* [EXERCISE DIRECTIONS] Retype the data that follows line by line, exactly, and leave its pictures out.

Extracted records:
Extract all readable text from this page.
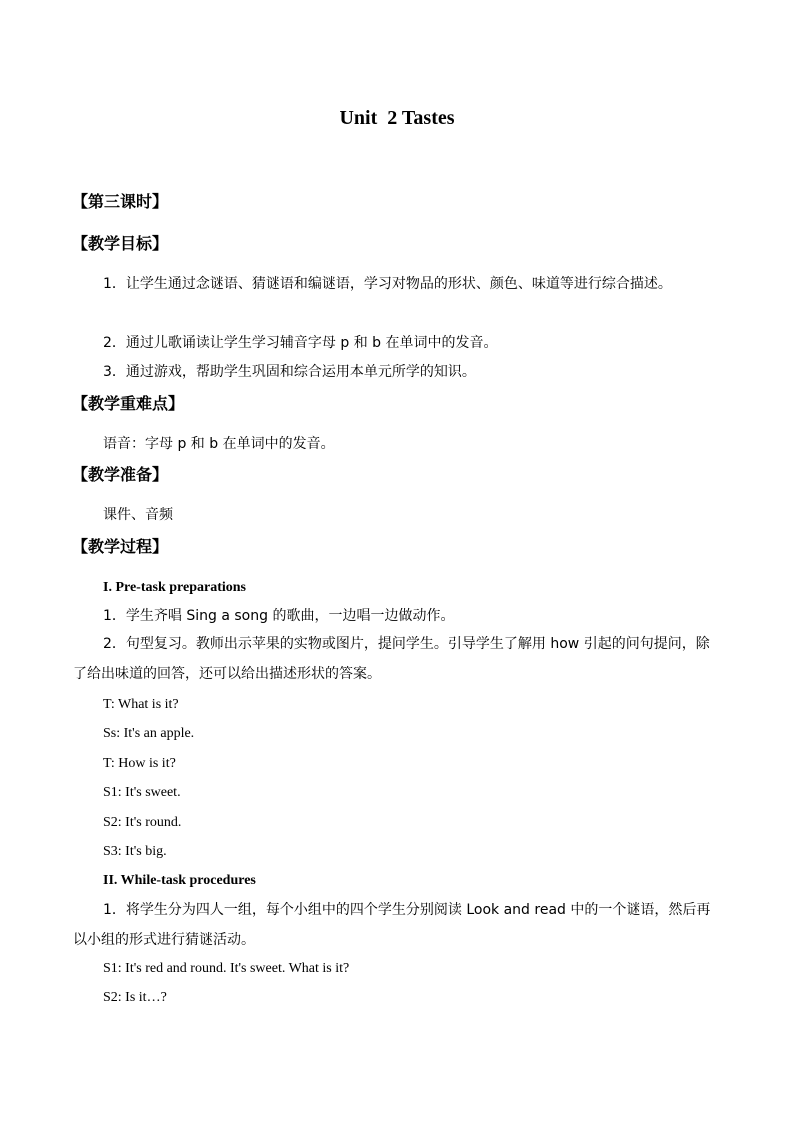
Unit  2 Tastes
【第三课时】
【教学目标】
1．让学生通过念谜语、猜谜语和编谜语，学习对物品的形状、颜色、味道等进行综合描述。
2．通过儿歌诵读让学生学习辅音字母 p 和 b 在单词中的发音。
3．通过游戏，帮助学生巩固和综合运用本单元所学的知识。
【教学重难点】
语音：字母 p 和 b 在单词中的发音。
【教学准备】
课件、音频
【教学过程】
I. Pre-task preparations
1．学生齐唱 Sing a song 的歌曲，一边唱一边做动作。
2．句型复习。教师出示苹果的实物或图片，提问学生。引导学生了解用 how 引起的问句提问，除了给出味道的回答，还可以给出描述形状的答案。
T: What is it?
Ss: It's an apple.
T: How is it?
S1: It's sweet.
S2: It's round.
S3: It's big.
II. While-task procedures
1．将学生分为四人一组，每个小组中的四个学生分别阅读 Look and read 中的一个谜语，然后再以小组的形式进行猜谜活动。
S1: It's red and round. It's sweet. What is it?
S2: Is it…?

* [SOLVED EXERCISE]
Extract all readable text from this page.
Unit  2 Tastes
【第三课时】
【教学目标】
1．让学生通过念谜语、猜谜语和编谜语，学习对物品的形状、颜色、味道等进行综合描述。
2．通过儿歌诵读让学生学习辅音字母 p 和 b 在单词中的发音。
3．通过游戏，帮助学生巩固和综合运用本单元所学的知识。
【教学重难点】
语音：字母 p 和 b 在单词中的发音。
【教学准备】
课件、音频
【教学过程】
I. Pre-task preparations
1．学生齐唱 Sing a song 的歌曲，一边唱一边做动作。
2．句型复习。教师出示苹果的实物或图片，提问学生。引导学生了解用 how 引起的问句提问，除了给出味道的回答，还可以给出描述形状的答案。
T: What is it?
Ss: It's an apple.
T: How is it?
S1: It's sweet.
S2: It's round.
S3: It's big.
II. While-task procedures
1．将学生分为四人一组，每个小组中的四个学生分别阅读 Look and read 中的一个谜语，然后再以小组的形式进行猜谜活动。
S1: It's red and round. It's sweet. What is it?
S2: Is it…?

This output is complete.